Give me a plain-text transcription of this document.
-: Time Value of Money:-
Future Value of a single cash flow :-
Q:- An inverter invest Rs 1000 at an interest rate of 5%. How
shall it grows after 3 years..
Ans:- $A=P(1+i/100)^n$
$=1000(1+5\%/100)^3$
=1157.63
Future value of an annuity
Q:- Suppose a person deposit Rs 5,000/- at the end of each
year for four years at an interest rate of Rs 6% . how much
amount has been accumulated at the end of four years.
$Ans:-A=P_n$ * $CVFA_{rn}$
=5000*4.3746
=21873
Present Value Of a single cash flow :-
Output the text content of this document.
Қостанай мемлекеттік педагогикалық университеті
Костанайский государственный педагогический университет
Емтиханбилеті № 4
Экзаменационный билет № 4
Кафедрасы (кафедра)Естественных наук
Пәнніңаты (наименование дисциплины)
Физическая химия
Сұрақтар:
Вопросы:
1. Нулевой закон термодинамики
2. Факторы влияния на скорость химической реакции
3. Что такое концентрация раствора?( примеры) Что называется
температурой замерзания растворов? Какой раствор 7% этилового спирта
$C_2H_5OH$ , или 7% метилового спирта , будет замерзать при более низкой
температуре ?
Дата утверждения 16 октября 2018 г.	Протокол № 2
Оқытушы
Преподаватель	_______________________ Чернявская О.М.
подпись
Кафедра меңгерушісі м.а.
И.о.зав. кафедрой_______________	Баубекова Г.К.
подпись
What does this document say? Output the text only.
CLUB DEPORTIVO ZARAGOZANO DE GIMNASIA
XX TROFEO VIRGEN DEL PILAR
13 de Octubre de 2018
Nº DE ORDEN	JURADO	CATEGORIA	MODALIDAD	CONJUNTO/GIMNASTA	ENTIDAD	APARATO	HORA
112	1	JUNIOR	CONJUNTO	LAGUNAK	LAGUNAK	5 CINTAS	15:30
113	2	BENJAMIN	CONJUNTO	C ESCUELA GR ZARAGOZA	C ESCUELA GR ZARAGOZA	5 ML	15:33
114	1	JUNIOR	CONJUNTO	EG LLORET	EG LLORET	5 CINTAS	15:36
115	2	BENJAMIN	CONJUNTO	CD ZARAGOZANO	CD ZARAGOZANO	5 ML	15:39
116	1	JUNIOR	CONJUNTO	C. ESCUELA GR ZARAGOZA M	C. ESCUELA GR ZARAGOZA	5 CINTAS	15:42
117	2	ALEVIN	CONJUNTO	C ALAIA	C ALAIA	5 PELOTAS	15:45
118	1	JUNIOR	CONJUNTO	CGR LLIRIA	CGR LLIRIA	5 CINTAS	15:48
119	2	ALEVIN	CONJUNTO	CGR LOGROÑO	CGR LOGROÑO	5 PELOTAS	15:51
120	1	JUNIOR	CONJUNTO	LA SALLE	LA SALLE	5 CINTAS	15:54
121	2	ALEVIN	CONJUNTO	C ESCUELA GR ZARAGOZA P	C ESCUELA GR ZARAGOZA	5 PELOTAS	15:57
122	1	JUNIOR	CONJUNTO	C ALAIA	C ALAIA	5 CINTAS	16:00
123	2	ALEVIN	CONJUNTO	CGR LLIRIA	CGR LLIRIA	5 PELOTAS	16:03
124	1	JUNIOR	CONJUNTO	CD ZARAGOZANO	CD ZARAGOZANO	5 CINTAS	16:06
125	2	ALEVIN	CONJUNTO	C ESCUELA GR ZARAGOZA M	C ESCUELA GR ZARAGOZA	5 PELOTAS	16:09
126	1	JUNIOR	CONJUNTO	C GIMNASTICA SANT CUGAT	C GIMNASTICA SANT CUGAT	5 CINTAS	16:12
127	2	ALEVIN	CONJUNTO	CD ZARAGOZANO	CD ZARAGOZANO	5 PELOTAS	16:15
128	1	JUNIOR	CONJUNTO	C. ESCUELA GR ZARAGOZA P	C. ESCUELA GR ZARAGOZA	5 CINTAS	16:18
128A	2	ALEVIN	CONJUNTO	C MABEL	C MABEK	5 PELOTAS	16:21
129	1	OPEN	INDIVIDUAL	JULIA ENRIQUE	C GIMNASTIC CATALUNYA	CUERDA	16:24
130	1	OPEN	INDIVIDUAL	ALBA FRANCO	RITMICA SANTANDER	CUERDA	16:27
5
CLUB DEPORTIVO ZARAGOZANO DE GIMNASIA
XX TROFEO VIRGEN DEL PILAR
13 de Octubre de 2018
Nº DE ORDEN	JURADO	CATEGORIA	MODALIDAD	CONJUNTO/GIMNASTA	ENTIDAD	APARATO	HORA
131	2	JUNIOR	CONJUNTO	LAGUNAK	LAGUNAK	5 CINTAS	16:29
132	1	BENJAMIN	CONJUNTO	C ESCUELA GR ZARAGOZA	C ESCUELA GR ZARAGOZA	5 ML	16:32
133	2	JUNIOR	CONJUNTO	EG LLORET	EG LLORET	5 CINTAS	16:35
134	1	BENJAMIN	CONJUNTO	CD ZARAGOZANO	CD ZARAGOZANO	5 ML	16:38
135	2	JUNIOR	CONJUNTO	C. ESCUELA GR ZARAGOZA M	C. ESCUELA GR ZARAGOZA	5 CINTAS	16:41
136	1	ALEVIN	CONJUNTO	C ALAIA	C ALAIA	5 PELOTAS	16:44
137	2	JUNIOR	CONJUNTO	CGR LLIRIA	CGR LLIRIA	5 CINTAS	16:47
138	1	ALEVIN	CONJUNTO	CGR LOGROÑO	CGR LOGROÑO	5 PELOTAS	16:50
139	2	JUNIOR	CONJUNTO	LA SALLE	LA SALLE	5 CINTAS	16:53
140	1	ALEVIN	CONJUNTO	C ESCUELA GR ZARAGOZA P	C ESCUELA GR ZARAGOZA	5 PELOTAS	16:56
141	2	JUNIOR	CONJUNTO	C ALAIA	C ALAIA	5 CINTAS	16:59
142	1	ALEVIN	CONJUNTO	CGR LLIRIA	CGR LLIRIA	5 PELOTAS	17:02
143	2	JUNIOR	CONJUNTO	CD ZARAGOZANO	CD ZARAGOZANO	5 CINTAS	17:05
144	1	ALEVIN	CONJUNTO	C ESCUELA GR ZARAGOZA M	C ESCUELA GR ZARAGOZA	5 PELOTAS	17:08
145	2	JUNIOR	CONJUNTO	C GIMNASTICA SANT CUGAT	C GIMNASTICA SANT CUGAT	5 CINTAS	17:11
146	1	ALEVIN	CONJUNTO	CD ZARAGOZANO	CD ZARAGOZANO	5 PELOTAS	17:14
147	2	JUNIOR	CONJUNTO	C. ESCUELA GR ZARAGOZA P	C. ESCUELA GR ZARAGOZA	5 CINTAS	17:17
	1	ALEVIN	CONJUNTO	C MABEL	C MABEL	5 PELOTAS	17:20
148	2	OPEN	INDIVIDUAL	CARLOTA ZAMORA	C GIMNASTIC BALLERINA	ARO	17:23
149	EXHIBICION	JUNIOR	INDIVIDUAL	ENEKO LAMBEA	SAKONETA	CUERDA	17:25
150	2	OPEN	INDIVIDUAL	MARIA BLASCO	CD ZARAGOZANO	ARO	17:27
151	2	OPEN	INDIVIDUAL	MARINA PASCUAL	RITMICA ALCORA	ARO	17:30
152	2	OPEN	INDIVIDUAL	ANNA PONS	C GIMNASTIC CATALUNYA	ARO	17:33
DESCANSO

──────────────────────────────

Write out the full listing exactly as given.

### RESPONSE
Give me a plain-text transcription of this document.
-: Time Value of Money:-
Future Value of a single cash flow :-
Q:- An inverter invest Rs 1000 at an interest rate of 5%. How
shall it grows after 3 years..
Ans:- $A=P(1+i/100)^n$
$=1000(1+5\%/100)^3$
=1157.63
Future value of an annuity
Q:- Suppose a person deposit Rs 5,000/- at the end of each
year for four years at an interest rate of Rs 6% . how much
amount has been accumulated at the end of four years.
$Ans:-A=P_n$ * $CVFA_{rn}$
=5000*4.3746
=21873
Present Value Of a single cash flow :-
Output the text content of this document.
Қостанай мемлекеттік педагогикалық университеті
Костанайский государственный педагогический университет
Емтиханбилеті № 4
Экзаменационный билет № 4
Кафедрасы (кафедра)Естественных наук
Пәнніңаты (наименование дисциплины)
Физическая химия
Сұрақтар:
Вопросы:
1. Нулевой закон термодинамики
2. Факторы влияния на скорость химической реакции
3. Что такое концентрация раствора?( примеры) Что называется
температурой замерзания растворов? Какой раствор 7% этилового спирта
$C_2H_5OH$ , или 7% метилового спирта , будет замерзать при более низкой
температуре ?
Дата утверждения 16 октября 2018 г.	Протокол № 2
Оқытушы
Преподаватель	_______________________ Чернявская О.М.
подпись
Кафедра меңгерушісі м.а.
И.о.зав. кафедрой_______________	Баубекова Г.К.
подпись
What does this document say? Output the text only.
CLUB DEPORTIVO ZARAGOZANO DE GIMNASIA
XX TROFEO VIRGEN DEL PILAR
13 de Octubre de 2018
Nº DE ORDEN	JURADO	CATEGORIA	MODALIDAD	CONJUNTO/GIMNASTA	ENTIDAD	APARATO	HORA
112	1	JUNIOR	CONJUNTO	LAGUNAK	LAGUNAK	5 CINTAS	15:30
113	2	BENJAMIN	CONJUNTO	C ESCUELA GR ZARAGOZA	C ESCUELA GR ZARAGOZA	5 ML	15:33
114	1	JUNIOR	CONJUNTO	EG LLORET	EG LLORET	5 CINTAS	15:36
115	2	BENJAMIN	CONJUNTO	CD ZARAGOZANO	CD ZARAGOZANO	5 ML	15:39
116	1	JUNIOR	CONJUNTO	C. ESCUELA GR ZARAGOZA M	C. ESCUELA GR ZARAGOZA	5 CINTAS	15:42
117	2	ALEVIN	CONJUNTO	C ALAIA	C ALAIA	5 PELOTAS	15:45
118	1	JUNIOR	CONJUNTO	CGR LLIRIA	CGR LLIRIA	5 CINTAS	15:48
119	2	ALEVIN	CONJUNTO	CGR LOGROÑO	CGR LOGROÑO	5 PELOTAS	15:51
120	1	JUNIOR	CONJUNTO	LA SALLE	LA SALLE	5 CINTAS	15:54
121	2	ALEVIN	CONJUNTO	C ESCUELA GR ZARAGOZA P	C ESCUELA GR ZARAGOZA	5 PELOTAS	15:57
122	1	JUNIOR	CONJUNTO	C ALAIA	C ALAIA	5 CINTAS	16:00
123	2	ALEVIN	CONJUNTO	CGR LLIRIA	CGR LLIRIA	5 PELOTAS	16:03
124	1	JUNIOR	CONJUNTO	CD ZARAGOZANO	CD ZARAGOZANO	5 CINTAS	16:06
125	2	ALEVIN	CONJUNTO	C ESCUELA GR ZARAGOZA M	C ESCUELA GR ZARAGOZA	5 PELOTAS	16:09
126	1	JUNIOR	CONJUNTO	C GIMNASTICA SANT CUGAT	C GIMNASTICA SANT CUGAT	5 CINTAS	16:12
127	2	ALEVIN	CONJUNTO	CD ZARAGOZANO	CD ZARAGOZANO	5 PELOTAS	16:15
128	1	JUNIOR	CONJUNTO	C. ESCUELA GR ZARAGOZA P	C. ESCUELA GR ZARAGOZA	5 CINTAS	16:18
128A	2	ALEVIN	CONJUNTO	C MABEL	C MABEK	5 PELOTAS	16:21
129	1	OPEN	INDIVIDUAL	JULIA ENRIQUE	C GIMNASTIC CATALUNYA	CUERDA	16:24
130	1	OPEN	INDIVIDUAL	ALBA FRANCO	RITMICA SANTANDER	CUERDA	16:27
5
CLUB DEPORTIVO ZARAGOZANO DE GIMNASIA
XX TROFEO VIRGEN DEL PILAR
13 de Octubre de 2018
Nº DE ORDEN	JURADO	CATEGORIA	MODALIDAD	CONJUNTO/GIMNASTA	ENTIDAD	APARATO	HORA
131	2	JUNIOR	CONJUNTO	LAGUNAK	LAGUNAK	5 CINTAS	16:29
132	1	BENJAMIN	CONJUNTO	C ESCUELA GR ZARAGOZA	C ESCUELA GR ZARAGOZA	5 ML	16:32
133	2	JUNIOR	CONJUNTO	EG LLORET	EG LLORET	5 CINTAS	16:35
134	1	BENJAMIN	CONJUNTO	CD ZARAGOZANO	CD ZARAGOZANO	5 ML	16:38
135	2	JUNIOR	CONJUNTO	C. ESCUELA GR ZARAGOZA M	C. ESCUELA GR ZARAGOZA	5 CINTAS	16:41
136	1	ALEVIN	CONJUNTO	C ALAIA	C ALAIA	5 PELOTAS	16:44
137	2	JUNIOR	CONJUNTO	CGR LLIRIA	CGR LLIRIA	5 CINTAS	16:47
138	1	ALEVIN	CONJUNTO	CGR LOGROÑO	CGR LOGROÑO	5 PELOTAS	16:50
139	2	JUNIOR	CONJUNTO	LA SALLE	LA SALLE	5 CINTAS	16:53
140	1	ALEVIN	CONJUNTO	C ESCUELA GR ZARAGOZA P	C ESCUELA GR ZARAGOZA	5 PELOTAS	16:56
141	2	JUNIOR	CONJUNTO	C ALAIA	C ALAIA	5 CINTAS	16:59
142	1	ALEVIN	CONJUNTO	CGR LLIRIA	CGR LLIRIA	5 PELOTAS	17:02
143	2	JUNIOR	CONJUNTO	CD ZARAGOZANO	CD ZARAGOZANO	5 CINTAS	17:05
144	1	ALEVIN	CONJUNTO	C ESCUELA GR ZARAGOZA M	C ESCUELA GR ZARAGOZA	5 PELOTAS	17:08
145	2	JUNIOR	CONJUNTO	C GIMNASTICA SANT CUGAT	C GIMNASTICA SANT CUGAT	5 CINTAS	17:11
146	1	ALEVIN	CONJUNTO	CD ZARAGOZANO	CD ZARAGOZANO	5 PELOTAS	17:14
147	2	JUNIOR	CONJUNTO	C. ESCUELA GR ZARAGOZA P	C. ESCUELA GR ZARAGOZA	5 CINTAS	17:17
	1	ALEVIN	CONJUNTO	C MABEL	C MABEL	5 PELOTAS	17:20
148	2	OPEN	INDIVIDUAL	CARLOTA ZAMORA	C GIMNASTIC BALLERINA	ARO	17:23
149	EXHIBICION	JUNIOR	INDIVIDUAL	ENEKO LAMBEA	SAKONETA	CUERDA	17:25
150	2	OPEN	INDIVIDUAL	MARIA BLASCO	CD ZARAGOZANO	ARO	17:27
151	2	OPEN	INDIVIDUAL	MARINA PASCUAL	RITMICA ALCORA	ARO	17:30
152	2	OPEN	INDIVIDUAL	ANNA PONS	C GIMNASTIC CATALUNYA	ARO	17:33
DESCANSO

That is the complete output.